(Saved entries)
■ ■ ■

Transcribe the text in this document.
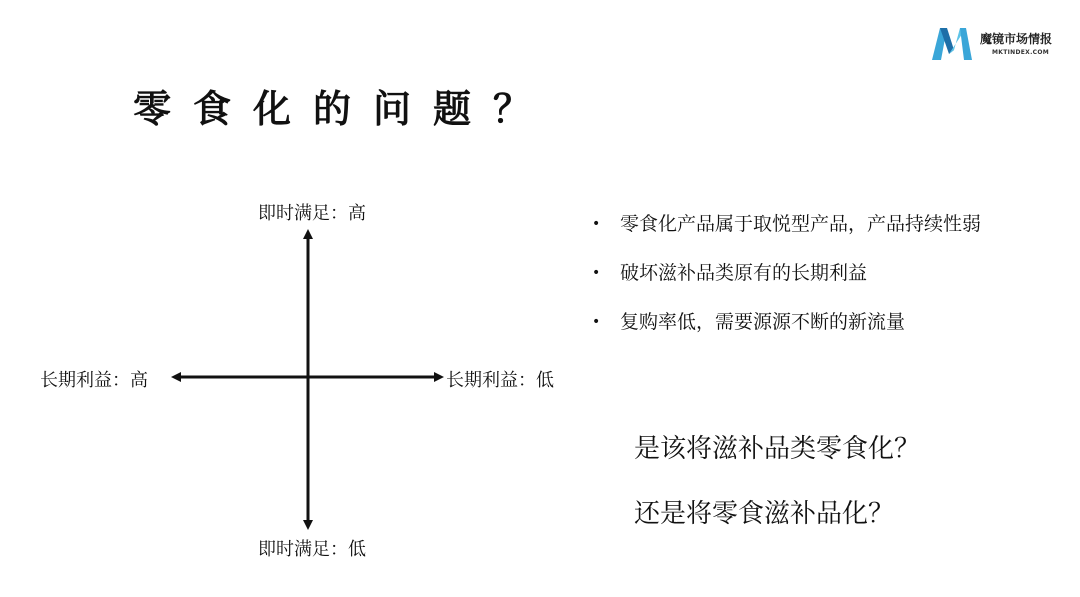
魔镜市场情报
MKTINDEX.COM
零食化的问题？
即时满足：高
即时满足：低
长期利益：高	长期利益：低
• 零食化产品属于取悦型产品，产品持续性弱
• 破坏滋补品类原有的长期利益
• 复购率低，需要源源不断的新流量
是该将滋补品类零食化？
还是将零食滋补品化？
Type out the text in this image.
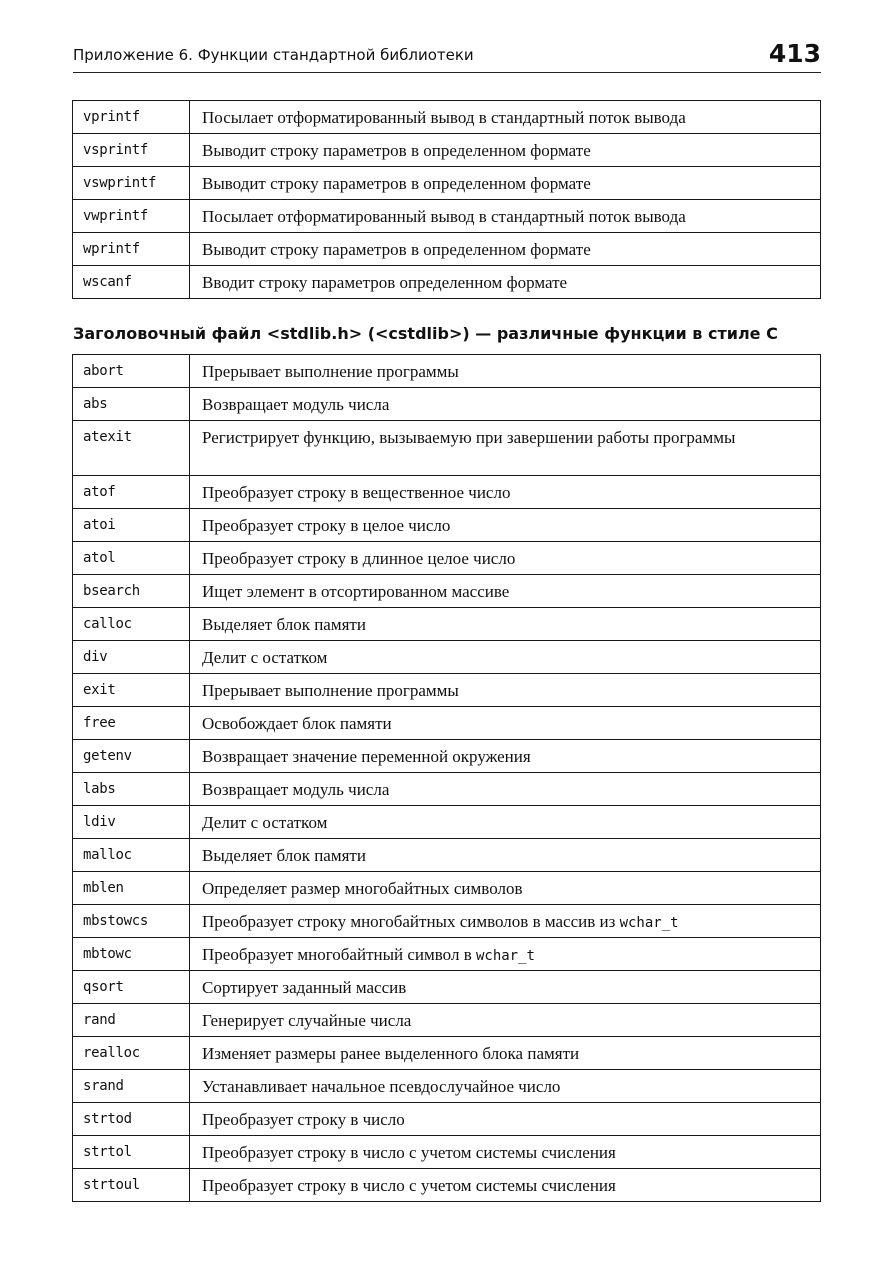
Приложение 6. Функции стандартной библиотеки	413
vprintf	Посылает отформатированный вывод в стандартный поток вывода

vsprintf	Выводит строку параметров в определенном формате

vswprintf	Выводит строку параметров в определенном формате

vwprintf	Посылает отформатированный вывод в стандартный поток вывода

wprintf	Выводит строку параметров в определенном формате

wscanf	Вводит строку параметров определенном формате
Заголовочный файл <stdlib.h> (<cstdlib>) — различные функции в стиле С
abort	Прерывает выполнение программы

abs	Возвращает модуль числа

atexit	Регистрирует функцию, вызываемую при завершении работы программы

atof	Преобразует строку в вещественное число

atoi	Преобразует строку в целое число

atol	Преобразует строку в длинное целое число

bsearch	Ищет элемент в отсортированном массиве

calloc	Выделяет блок памяти

div	Делит с остатком

exit	Прерывает выполнение программы

free	Освобождает блок памяти

getenv	Возвращает значение переменной окружения

labs	Возвращает модуль числа

ldiv	Делит с остатком

malloc	Выделяет блок памяти

mblen	Определяет размер многобайтных символов

mbstowcs	Преобразует строку многобайтных символов в массив из wchar_t

mbtowc	Преобразует многобайтный символ в wchar_t

qsort	Сортирует заданный массив

rand	Генерирует случайные числа

realloc	Изменяет размеры ранее выделенного блока памяти

srand	Устанавливает начальное псевдослучайное число

strtod	Преобразует строку в число

strtol	Преобразует строку в число с учетом системы счисления

strtoul	Преобразует строку в число с учетом системы счисления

■ ■ ■

Description of the task: Transcribe the records above exactly, omitting every picture they contain.

Complete answer:
Transcribe the text in this document.
魔镜市场情报
MKTINDEX.COM
零食化的问题？
即时满足：高
即时满足：低
长期利益：高	长期利益：低
• 零食化产品属于取悦型产品，产品持续性弱
• 破坏滋补品类原有的长期利益
• 复购率低，需要源源不断的新流量
是该将滋补品类零食化？
还是将零食滋补品化？
Type out the text in this image.
Приложение 6. Функции стандартной библиотеки	413
vprintf	Посылает отформатированный вывод в стандартный поток вывода

vsprintf	Выводит строку параметров в определенном формате

vswprintf	Выводит строку параметров в определенном формате

vwprintf	Посылает отформатированный вывод в стандартный поток вывода

wprintf	Выводит строку параметров в определенном формате

wscanf	Вводит строку параметров определенном формате
Заголовочный файл <stdlib.h> (<cstdlib>) — различные функции в стиле С
abort	Прерывает выполнение программы

abs	Возвращает модуль числа

atexit	Регистрирует функцию, вызываемую при завершении работы программы

atof	Преобразует строку в вещественное число

atoi	Преобразует строку в целое число

atol	Преобразует строку в длинное целое число

bsearch	Ищет элемент в отсортированном массиве

calloc	Выделяет блок памяти

div	Делит с остатком

exit	Прерывает выполнение программы

free	Освобождает блок памяти

getenv	Возвращает значение переменной окружения

labs	Возвращает модуль числа

ldiv	Делит с остатком

malloc	Выделяет блок памяти

mblen	Определяет размер многобайтных символов

mbstowcs	Преобразует строку многобайтных символов в массив из wchar_t

mbtowc	Преобразует многобайтный символ в wchar_t

qsort	Сортирует заданный массив

rand	Генерирует случайные числа

realloc	Изменяет размеры ранее выделенного блока памяти

srand	Устанавливает начальное псевдослучайное число

strtod	Преобразует строку в число

strtol	Преобразует строку в число с учетом системы счисления

strtoul	Преобразует строку в число с учетом системы счисления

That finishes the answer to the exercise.